▶ Instructions for the task: Output the records. Match them exactly.

━━━

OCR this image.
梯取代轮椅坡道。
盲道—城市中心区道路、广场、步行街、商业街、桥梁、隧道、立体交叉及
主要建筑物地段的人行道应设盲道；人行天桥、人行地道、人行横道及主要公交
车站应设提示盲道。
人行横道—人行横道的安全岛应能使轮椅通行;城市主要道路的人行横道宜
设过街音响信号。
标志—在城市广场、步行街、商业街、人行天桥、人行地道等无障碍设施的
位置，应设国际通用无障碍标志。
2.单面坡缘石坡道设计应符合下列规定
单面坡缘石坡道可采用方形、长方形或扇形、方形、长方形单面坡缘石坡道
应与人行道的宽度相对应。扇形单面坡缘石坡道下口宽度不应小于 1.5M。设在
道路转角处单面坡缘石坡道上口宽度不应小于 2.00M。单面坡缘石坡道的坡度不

━━━

▶ Response:
OCR this image.
梯取代轮椅坡道。
盲道—城市中心区道路、广场、步行街、商业街、桥梁、隧道、立体交叉及
主要建筑物地段的人行道应设盲道；人行天桥、人行地道、人行横道及主要公交
车站应设提示盲道。
人行横道—人行横道的安全岛应能使轮椅通行;城市主要道路的人行横道宜
设过街音响信号。
标志—在城市广场、步行街、商业街、人行天桥、人行地道等无障碍设施的
位置，应设国际通用无障碍标志。
2.单面坡缘石坡道设计应符合下列规定
单面坡缘石坡道可采用方形、长方形或扇形、方形、长方形单面坡缘石坡道
应与人行道的宽度相对应。扇形单面坡缘石坡道下口宽度不应小于 1.5M。设在
道路转角处单面坡缘石坡道上口宽度不应小于 2.00M。单面坡缘石坡道的坡度不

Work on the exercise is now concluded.